(Element location data)
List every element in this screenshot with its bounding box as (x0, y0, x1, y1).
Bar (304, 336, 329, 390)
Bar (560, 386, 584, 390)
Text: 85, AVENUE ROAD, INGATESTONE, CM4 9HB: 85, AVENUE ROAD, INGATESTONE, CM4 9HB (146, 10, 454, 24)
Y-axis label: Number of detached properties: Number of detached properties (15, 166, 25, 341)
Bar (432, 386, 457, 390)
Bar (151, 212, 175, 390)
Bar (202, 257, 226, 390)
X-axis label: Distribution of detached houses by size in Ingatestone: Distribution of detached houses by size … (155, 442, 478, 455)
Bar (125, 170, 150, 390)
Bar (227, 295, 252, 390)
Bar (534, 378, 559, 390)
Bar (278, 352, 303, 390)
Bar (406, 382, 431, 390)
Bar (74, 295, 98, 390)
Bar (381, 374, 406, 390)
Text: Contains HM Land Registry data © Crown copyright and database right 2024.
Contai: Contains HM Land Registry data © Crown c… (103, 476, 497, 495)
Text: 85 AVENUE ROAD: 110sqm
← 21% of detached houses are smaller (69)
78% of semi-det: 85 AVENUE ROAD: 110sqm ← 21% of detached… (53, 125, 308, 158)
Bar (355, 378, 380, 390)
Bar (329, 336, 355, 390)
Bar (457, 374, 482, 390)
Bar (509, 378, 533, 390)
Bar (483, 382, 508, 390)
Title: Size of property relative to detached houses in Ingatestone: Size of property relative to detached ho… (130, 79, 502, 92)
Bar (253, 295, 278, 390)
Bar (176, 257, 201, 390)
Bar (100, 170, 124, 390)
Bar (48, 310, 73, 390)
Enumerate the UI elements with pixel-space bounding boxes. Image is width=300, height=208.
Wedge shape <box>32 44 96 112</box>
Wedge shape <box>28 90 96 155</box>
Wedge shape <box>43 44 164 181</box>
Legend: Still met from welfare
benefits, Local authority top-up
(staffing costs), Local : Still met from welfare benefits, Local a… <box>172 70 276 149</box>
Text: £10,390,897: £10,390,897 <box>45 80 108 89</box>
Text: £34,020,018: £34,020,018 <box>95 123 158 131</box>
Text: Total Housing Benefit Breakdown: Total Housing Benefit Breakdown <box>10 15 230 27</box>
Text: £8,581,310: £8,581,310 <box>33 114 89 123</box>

**EXERCISE BRIEF**.
Reproduce every line of the data above, keeping each character unchanged.

**SOLUTION TO THE PROBLEM**.
List every element in this screenshot with its bounding box as (x0, y0, x1, y1).
Bar (304, 336, 329, 390)
Bar (560, 386, 584, 390)
Text: 85, AVENUE ROAD, INGATESTONE, CM4 9HB: 85, AVENUE ROAD, INGATESTONE, CM4 9HB (146, 10, 454, 24)
Y-axis label: Number of detached properties: Number of detached properties (15, 166, 25, 341)
Bar (432, 386, 457, 390)
Bar (151, 212, 175, 390)
Bar (202, 257, 226, 390)
X-axis label: Distribution of detached houses by size in Ingatestone: Distribution of detached houses by size … (155, 442, 478, 455)
Bar (125, 170, 150, 390)
Bar (227, 295, 252, 390)
Bar (534, 378, 559, 390)
Bar (278, 352, 303, 390)
Bar (406, 382, 431, 390)
Bar (74, 295, 98, 390)
Bar (381, 374, 406, 390)
Text: Contains HM Land Registry data © Crown copyright and database right 2024.
Contai: Contains HM Land Registry data © Crown c… (103, 476, 497, 495)
Text: 85 AVENUE ROAD: 110sqm
← 21% of detached houses are smaller (69)
78% of semi-det: 85 AVENUE ROAD: 110sqm ← 21% of detached… (53, 125, 308, 158)
Bar (355, 378, 380, 390)
Bar (329, 336, 355, 390)
Bar (457, 374, 482, 390)
Bar (509, 378, 533, 390)
Bar (483, 382, 508, 390)
Title: Size of property relative to detached houses in Ingatestone: Size of property relative to detached ho… (130, 79, 502, 92)
Bar (253, 295, 278, 390)
Bar (176, 257, 201, 390)
Bar (100, 170, 124, 390)
Bar (48, 310, 73, 390)
Enumerate the UI elements with pixel-space bounding boxes. Image is width=300, height=208.
Wedge shape <box>32 44 96 112</box>
Wedge shape <box>28 90 96 155</box>
Wedge shape <box>43 44 164 181</box>
Legend: Still met from welfare
benefits, Local authority top-up
(staffing costs), Local : Still met from welfare benefits, Local a… <box>172 70 276 149</box>
Text: £10,390,897: £10,390,897 <box>45 80 108 89</box>
Text: £34,020,018: £34,020,018 <box>95 123 158 131</box>
Text: Total Housing Benefit Breakdown: Total Housing Benefit Breakdown <box>10 15 230 27</box>
Text: £8,581,310: £8,581,310 <box>33 114 89 123</box>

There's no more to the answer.